Aim: Retype all the records with nothing changed.

Entries supplied:
======

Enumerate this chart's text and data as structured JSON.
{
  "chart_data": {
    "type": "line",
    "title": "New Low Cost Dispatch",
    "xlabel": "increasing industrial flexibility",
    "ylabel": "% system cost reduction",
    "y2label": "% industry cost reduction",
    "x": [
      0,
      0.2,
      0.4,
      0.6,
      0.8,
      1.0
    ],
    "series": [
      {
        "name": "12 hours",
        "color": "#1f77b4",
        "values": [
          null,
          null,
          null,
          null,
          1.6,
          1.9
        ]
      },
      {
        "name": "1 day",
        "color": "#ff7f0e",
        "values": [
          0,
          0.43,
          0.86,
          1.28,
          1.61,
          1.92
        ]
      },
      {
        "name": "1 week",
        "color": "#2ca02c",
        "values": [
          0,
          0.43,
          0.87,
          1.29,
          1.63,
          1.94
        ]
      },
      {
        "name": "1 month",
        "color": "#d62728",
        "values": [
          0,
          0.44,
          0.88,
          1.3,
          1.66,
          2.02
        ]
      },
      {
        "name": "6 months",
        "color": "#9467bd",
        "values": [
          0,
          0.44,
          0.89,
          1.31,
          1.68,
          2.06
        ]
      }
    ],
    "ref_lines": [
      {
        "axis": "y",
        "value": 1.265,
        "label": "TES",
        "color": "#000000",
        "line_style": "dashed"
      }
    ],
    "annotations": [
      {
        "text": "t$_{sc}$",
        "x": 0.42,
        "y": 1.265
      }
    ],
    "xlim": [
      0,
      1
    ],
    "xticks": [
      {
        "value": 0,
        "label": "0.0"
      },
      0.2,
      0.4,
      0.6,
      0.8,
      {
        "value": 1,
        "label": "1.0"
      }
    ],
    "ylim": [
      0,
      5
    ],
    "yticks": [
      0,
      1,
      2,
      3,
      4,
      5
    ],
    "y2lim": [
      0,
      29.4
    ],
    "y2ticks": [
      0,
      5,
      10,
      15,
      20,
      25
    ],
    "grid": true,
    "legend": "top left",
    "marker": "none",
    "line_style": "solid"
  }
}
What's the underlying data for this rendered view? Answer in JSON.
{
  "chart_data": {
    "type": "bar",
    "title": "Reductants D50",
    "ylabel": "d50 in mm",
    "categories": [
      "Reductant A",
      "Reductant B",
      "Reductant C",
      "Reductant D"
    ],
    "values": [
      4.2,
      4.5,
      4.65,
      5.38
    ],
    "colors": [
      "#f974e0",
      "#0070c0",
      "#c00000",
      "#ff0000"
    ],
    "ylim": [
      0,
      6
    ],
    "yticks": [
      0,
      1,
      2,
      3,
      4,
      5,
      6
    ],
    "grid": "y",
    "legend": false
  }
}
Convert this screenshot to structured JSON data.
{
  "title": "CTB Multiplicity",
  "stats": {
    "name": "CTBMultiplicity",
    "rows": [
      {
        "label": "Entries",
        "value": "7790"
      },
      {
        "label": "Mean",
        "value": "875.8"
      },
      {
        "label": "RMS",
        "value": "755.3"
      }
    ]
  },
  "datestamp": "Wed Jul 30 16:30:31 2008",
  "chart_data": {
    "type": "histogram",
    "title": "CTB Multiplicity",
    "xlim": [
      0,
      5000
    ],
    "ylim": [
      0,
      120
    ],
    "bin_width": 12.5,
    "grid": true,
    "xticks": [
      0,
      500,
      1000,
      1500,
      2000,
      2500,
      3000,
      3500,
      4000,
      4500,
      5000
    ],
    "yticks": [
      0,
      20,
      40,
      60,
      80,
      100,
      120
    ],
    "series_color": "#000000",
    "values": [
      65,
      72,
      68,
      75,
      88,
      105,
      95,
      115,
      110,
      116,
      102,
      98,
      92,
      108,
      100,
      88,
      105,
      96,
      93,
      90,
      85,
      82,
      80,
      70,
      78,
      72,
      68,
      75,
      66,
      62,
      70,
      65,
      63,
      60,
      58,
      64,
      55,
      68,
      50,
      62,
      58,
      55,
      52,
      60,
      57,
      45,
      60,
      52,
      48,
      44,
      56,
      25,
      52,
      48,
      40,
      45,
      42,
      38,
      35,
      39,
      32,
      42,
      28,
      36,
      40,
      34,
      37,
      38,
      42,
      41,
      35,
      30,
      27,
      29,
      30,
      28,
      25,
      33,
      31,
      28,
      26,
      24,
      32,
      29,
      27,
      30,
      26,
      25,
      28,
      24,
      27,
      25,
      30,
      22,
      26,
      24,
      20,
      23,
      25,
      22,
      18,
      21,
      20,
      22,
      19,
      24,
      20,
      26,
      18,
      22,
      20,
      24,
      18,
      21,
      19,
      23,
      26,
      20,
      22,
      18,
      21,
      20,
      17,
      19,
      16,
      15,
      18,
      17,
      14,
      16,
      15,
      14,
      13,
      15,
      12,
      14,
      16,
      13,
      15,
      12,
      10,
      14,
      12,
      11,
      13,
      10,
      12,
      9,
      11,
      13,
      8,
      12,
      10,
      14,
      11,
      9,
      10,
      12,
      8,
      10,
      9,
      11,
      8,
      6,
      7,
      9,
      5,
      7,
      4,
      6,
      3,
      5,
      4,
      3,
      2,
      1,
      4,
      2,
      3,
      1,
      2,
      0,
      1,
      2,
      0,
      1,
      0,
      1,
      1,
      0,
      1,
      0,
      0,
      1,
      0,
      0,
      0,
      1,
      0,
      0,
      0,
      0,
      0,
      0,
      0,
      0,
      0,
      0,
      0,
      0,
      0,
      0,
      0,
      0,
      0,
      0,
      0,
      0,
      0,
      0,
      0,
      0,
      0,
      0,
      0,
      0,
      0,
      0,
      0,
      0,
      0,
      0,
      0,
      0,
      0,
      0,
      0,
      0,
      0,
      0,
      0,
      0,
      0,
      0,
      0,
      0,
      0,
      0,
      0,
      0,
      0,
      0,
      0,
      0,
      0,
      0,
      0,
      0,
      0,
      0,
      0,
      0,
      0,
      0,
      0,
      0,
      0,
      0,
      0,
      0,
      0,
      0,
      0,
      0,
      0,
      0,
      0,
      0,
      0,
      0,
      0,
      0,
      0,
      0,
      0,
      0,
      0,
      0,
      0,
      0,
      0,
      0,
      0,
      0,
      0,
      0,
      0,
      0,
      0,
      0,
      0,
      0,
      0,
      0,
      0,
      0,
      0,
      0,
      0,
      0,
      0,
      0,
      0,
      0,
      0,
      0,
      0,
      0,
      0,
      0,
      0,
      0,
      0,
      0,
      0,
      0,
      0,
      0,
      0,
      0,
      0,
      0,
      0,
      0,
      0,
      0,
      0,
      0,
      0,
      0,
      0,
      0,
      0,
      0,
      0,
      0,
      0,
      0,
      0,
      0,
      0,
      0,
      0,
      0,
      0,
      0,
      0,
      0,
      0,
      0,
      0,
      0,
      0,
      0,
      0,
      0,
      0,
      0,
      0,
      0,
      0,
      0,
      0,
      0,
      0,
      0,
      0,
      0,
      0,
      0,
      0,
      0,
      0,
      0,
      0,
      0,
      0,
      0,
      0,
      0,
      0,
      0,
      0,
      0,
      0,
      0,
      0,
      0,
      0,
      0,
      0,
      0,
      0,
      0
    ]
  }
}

======

Written answer:
Enumerate this chart's text and data as structured JSON.
{
  "chart_data": {
    "type": "line",
    "title": "New Low Cost Dispatch",
    "xlabel": "increasing industrial flexibility",
    "ylabel": "% system cost reduction",
    "y2label": "% industry cost reduction",
    "x": [
      0,
      0.2,
      0.4,
      0.6,
      0.8,
      1.0
    ],
    "series": [
      {
        "name": "12 hours",
        "color": "#1f77b4",
        "values": [
          null,
          null,
          null,
          null,
          1.6,
          1.9
        ]
      },
      {
        "name": "1 day",
        "color": "#ff7f0e",
        "values": [
          0,
          0.43,
          0.86,
          1.28,
          1.61,
          1.92
        ]
      },
      {
        "name": "1 week",
        "color": "#2ca02c",
        "values": [
          0,
          0.43,
          0.87,
          1.29,
          1.63,
          1.94
        ]
      },
      {
        "name": "1 month",
        "color": "#d62728",
        "values": [
          0,
          0.44,
          0.88,
          1.3,
          1.66,
          2.02
        ]
      },
      {
        "name": "6 months",
        "color": "#9467bd",
        "values": [
          0,
          0.44,
          0.89,
          1.31,
          1.68,
          2.06
        ]
      }
    ],
    "ref_lines": [
      {
        "axis": "y",
        "value": 1.265,
        "label": "TES",
        "color": "#000000",
        "line_style": "dashed"
      }
    ],
    "annotations": [
      {
        "text": "t$_{sc}$",
        "x": 0.42,
        "y": 1.265
      }
    ],
    "xlim": [
      0,
      1
    ],
    "xticks": [
      {
        "value": 0,
        "label": "0.0"
      },
      0.2,
      0.4,
      0.6,
      0.8,
      {
        "value": 1,
        "label": "1.0"
      }
    ],
    "ylim": [
      0,
      5
    ],
    "yticks": [
      0,
      1,
      2,
      3,
      4,
      5
    ],
    "y2lim": [
      0,
      29.4
    ],
    "y2ticks": [
      0,
      5,
      10,
      15,
      20,
      25
    ],
    "grid": true,
    "legend": "top left",
    "marker": "none",
    "line_style": "solid"
  }
}
What's the underlying data for this rendered view? Answer in JSON.
{
  "chart_data": {
    "type": "bar",
    "title": "Reductants D50",
    "ylabel": "d50 in mm",
    "categories": [
      "Reductant A",
      "Reductant B",
      "Reductant C",
      "Reductant D"
    ],
    "values": [
      4.2,
      4.5,
      4.65,
      5.38
    ],
    "colors": [
      "#f974e0",
      "#0070c0",
      "#c00000",
      "#ff0000"
    ],
    "ylim": [
      0,
      6
    ],
    "yticks": [
      0,
      1,
      2,
      3,
      4,
      5,
      6
    ],
    "grid": "y",
    "legend": false
  }
}
Convert this screenshot to structured JSON data.
{
  "title": "CTB Multiplicity",
  "stats": {
    "name": "CTBMultiplicity",
    "rows": [
      {
        "label": "Entries",
        "value": "7790"
      },
      {
        "label": "Mean",
        "value": "875.8"
      },
      {
        "label": "RMS",
        "value": "755.3"
      }
    ]
  },
  "datestamp": "Wed Jul 30 16:30:31 2008",
  "chart_data": {
    "type": "histogram",
    "title": "CTB Multiplicity",
    "xlim": [
      0,
      5000
    ],
    "ylim": [
      0,
      120
    ],
    "bin_width": 12.5,
    "grid": true,
    "xticks": [
      0,
      500,
      1000,
      1500,
      2000,
      2500,
      3000,
      3500,
      4000,
      4500,
      5000
    ],
    "yticks": [
      0,
      20,
      40,
      60,
      80,
      100,
      120
    ],
    "series_color": "#000000",
    "values": [
      65,
      72,
      68,
      75,
      88,
      105,
      95,
      115,
      110,
      116,
      102,
      98,
      92,
      108,
      100,
      88,
      105,
      96,
      93,
      90,
      85,
      82,
      80,
      70,
      78,
      72,
      68,
      75,
      66,
      62,
      70,
      65,
      63,
      60,
      58,
      64,
      55,
      68,
      50,
      62,
      58,
      55,
      52,
      60,
      57,
      45,
      60,
      52,
      48,
      44,
      56,
      25,
      52,
      48,
      40,
      45,
      42,
      38,
      35,
      39,
      32,
      42,
      28,
      36,
      40,
      34,
      37,
      38,
      42,
      41,
      35,
      30,
      27,
      29,
      30,
      28,
      25,
      33,
      31,
      28,
      26,
      24,
      32,
      29,
      27,
      30,
      26,
      25,
      28,
      24,
      27,
      25,
      30,
      22,
      26,
      24,
      20,
      23,
      25,
      22,
      18,
      21,
      20,
      22,
      19,
      24,
      20,
      26,
      18,
      22,
      20,
      24,
      18,
      21,
      19,
      23,
      26,
      20,
      22,
      18,
      21,
      20,
      17,
      19,
      16,
      15,
      18,
      17,
      14,
      16,
      15,
      14,
      13,
      15,
      12,
      14,
      16,
      13,
      15,
      12,
      10,
      14,
      12,
      11,
      13,
      10,
      12,
      9,
      11,
      13,
      8,
      12,
      10,
      14,
      11,
      9,
      10,
      12,
      8,
      10,
      9,
      11,
      8,
      6,
      7,
      9,
      5,
      7,
      4,
      6,
      3,
      5,
      4,
      3,
      2,
      1,
      4,
      2,
      3,
      1,
      2,
      0,
      1,
      2,
      0,
      1,
      0,
      1,
      1,
      0,
      1,
      0,
      0,
      1,
      0,
      0,
      0,
      1,
      0,
      0,
      0,
      0,
      0,
      0,
      0,
      0,
      0,
      0,
      0,
      0,
      0,
      0,
      0,
      0,
      0,
      0,
      0,
      0,
      0,
      0,
      0,
      0,
      0,
      0,
      0,
      0,
      0,
      0,
      0,
      0,
      0,
      0,
      0,
      0,
      0,
      0,
      0,
      0,
      0,
      0,
      0,
      0,
      0,
      0,
      0,
      0,
      0,
      0,
      0,
      0,
      0,
      0,
      0,
      0,
      0,
      0,
      0,
      0,
      0,
      0,
      0,
      0,
      0,
      0,
      0,
      0,
      0,
      0,
      0,
      0,
      0,
      0,
      0,
      0,
      0,
      0,
      0,
      0,
      0,
      0,
      0,
      0,
      0,
      0,
      0,
      0,
      0,
      0,
      0,
      0,
      0,
      0,
      0,
      0,
      0,
      0,
      0,
      0,
      0,
      0,
      0,
      0,
      0,
      0,
      0,
      0,
      0,
      0,
      0,
      0,
      0,
      0,
      0,
      0,
      0,
      0,
      0,
      0,
      0,
      0,
      0,
      0,
      0,
      0,
      0,
      0,
      0,
      0,
      0,
      0,
      0,
      0,
      0,
      0,
      0,
      0,
      0,
      0,
      0,
      0,
      0,
      0,
      0,
      0,
      0,
      0,
      0,
      0,
      0,
      0,
      0,
      0,
      0,
      0,
      0,
      0,
      0,
      0,
      0,
      0,
      0,
      0,
      0,
      0,
      0,
      0,
      0,
      0,
      0,
      0,
      0,
      0,
      0,
      0,
      0,
      0,
      0,
      0,
      0,
      0,
      0,
      0,
      0,
      0,
      0,
      0,
      0,
      0,
      0,
      0,
      0,
      0,
      0,
      0,
      0,
      0,
      0,
      0,
      0,
      0,
      0,
      0,
      0,
      0
    ]
  }
}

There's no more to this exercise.